Start of INPUT MATERIAL
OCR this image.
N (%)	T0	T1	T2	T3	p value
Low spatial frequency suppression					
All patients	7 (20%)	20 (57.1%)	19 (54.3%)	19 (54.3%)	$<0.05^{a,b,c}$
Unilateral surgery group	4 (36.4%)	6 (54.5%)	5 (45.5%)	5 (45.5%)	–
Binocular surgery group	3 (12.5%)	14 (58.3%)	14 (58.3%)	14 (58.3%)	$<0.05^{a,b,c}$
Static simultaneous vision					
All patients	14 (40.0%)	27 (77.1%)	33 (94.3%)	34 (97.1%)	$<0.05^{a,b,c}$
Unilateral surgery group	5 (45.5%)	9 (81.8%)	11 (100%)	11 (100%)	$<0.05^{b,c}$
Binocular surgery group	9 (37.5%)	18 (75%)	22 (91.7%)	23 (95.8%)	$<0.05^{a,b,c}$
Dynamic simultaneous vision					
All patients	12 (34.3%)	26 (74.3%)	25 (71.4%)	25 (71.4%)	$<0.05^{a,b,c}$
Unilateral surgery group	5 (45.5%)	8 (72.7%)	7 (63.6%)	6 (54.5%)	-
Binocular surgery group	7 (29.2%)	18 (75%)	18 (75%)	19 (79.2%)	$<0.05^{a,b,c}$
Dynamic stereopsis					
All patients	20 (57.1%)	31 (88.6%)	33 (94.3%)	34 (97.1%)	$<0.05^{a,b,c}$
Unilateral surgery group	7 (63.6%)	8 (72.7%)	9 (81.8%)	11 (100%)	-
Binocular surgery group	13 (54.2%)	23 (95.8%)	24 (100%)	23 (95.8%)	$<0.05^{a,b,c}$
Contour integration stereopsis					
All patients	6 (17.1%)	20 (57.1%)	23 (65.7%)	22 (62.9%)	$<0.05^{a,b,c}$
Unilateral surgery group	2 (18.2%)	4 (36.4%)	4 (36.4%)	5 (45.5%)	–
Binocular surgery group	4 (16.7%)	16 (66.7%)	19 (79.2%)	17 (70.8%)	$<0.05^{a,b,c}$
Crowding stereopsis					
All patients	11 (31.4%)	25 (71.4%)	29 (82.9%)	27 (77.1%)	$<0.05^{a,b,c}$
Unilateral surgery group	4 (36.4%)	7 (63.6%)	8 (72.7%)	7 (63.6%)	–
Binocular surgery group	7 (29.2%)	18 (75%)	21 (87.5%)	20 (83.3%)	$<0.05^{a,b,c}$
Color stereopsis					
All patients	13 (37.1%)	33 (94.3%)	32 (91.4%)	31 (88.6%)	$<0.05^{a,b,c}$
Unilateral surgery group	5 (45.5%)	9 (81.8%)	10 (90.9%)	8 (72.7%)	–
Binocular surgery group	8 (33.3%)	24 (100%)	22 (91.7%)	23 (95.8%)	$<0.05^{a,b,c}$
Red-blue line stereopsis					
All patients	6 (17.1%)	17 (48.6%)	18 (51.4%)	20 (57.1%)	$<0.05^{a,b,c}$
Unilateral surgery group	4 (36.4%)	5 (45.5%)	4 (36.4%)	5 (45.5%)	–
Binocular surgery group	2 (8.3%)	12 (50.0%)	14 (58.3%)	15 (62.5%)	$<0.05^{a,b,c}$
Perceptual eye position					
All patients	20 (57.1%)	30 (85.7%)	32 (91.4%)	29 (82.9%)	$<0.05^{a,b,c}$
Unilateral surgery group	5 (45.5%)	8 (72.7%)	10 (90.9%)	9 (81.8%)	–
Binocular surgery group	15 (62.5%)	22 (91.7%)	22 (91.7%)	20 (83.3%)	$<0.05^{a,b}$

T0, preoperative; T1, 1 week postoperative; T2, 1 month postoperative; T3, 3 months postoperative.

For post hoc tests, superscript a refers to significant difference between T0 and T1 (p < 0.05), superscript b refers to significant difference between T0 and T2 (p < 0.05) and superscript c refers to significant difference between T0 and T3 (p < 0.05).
End of INPUT MATERIAL
▶ [TO DO] Filter the entries down to the lines that include the string "vision".

▶ [SOLUTION TO THE EXERCISE]
Static simultaneous vision					
Dynamic simultaneous vision					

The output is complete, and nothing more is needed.